- [Task details] Count every line of these entries that holds the word "name", and reply with the number only.

--

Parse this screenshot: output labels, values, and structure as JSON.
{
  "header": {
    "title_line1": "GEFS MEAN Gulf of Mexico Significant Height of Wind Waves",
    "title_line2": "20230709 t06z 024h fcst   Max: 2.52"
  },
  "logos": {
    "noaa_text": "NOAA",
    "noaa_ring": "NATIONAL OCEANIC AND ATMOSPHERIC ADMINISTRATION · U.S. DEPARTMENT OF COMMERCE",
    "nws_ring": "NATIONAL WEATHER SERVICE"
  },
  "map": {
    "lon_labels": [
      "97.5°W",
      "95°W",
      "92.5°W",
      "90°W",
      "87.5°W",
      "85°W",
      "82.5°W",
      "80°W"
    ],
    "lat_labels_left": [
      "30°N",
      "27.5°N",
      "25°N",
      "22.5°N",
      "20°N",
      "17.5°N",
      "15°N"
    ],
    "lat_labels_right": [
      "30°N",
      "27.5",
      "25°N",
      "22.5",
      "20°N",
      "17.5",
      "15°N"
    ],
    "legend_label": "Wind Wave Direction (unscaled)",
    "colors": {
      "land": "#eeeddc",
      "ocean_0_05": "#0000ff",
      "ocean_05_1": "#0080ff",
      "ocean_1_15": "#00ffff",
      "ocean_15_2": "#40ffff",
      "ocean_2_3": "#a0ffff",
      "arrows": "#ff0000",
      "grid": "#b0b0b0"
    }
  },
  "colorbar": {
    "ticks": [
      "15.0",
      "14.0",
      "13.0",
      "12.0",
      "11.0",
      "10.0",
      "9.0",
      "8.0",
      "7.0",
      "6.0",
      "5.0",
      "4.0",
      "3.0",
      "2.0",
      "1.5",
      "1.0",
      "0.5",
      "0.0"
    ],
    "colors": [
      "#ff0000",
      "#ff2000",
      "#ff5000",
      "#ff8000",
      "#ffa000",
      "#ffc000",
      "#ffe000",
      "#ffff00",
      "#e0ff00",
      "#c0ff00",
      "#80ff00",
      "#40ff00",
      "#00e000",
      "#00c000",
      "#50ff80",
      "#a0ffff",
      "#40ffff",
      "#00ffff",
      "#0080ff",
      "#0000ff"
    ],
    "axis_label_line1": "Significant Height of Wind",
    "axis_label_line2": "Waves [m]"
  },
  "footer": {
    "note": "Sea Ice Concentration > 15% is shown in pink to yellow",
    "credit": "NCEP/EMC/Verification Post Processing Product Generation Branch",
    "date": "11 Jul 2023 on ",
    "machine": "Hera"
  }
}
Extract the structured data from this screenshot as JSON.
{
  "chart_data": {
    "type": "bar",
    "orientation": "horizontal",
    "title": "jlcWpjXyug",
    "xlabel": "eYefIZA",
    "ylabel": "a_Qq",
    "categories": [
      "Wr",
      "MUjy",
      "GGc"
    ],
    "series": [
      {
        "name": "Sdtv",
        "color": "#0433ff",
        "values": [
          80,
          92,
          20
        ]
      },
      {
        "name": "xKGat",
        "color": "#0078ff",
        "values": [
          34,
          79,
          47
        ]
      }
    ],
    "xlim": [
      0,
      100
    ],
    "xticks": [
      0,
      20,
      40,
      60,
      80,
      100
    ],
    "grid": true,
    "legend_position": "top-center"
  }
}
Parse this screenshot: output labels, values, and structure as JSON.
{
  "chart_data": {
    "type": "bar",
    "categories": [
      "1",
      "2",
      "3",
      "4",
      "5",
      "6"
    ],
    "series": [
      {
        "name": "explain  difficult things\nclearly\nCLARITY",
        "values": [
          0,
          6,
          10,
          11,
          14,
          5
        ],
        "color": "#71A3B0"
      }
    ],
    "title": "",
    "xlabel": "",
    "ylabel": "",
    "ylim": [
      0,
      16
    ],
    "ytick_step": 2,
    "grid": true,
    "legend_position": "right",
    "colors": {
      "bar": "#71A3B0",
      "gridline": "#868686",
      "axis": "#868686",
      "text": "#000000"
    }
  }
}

--

- [Written reply] 3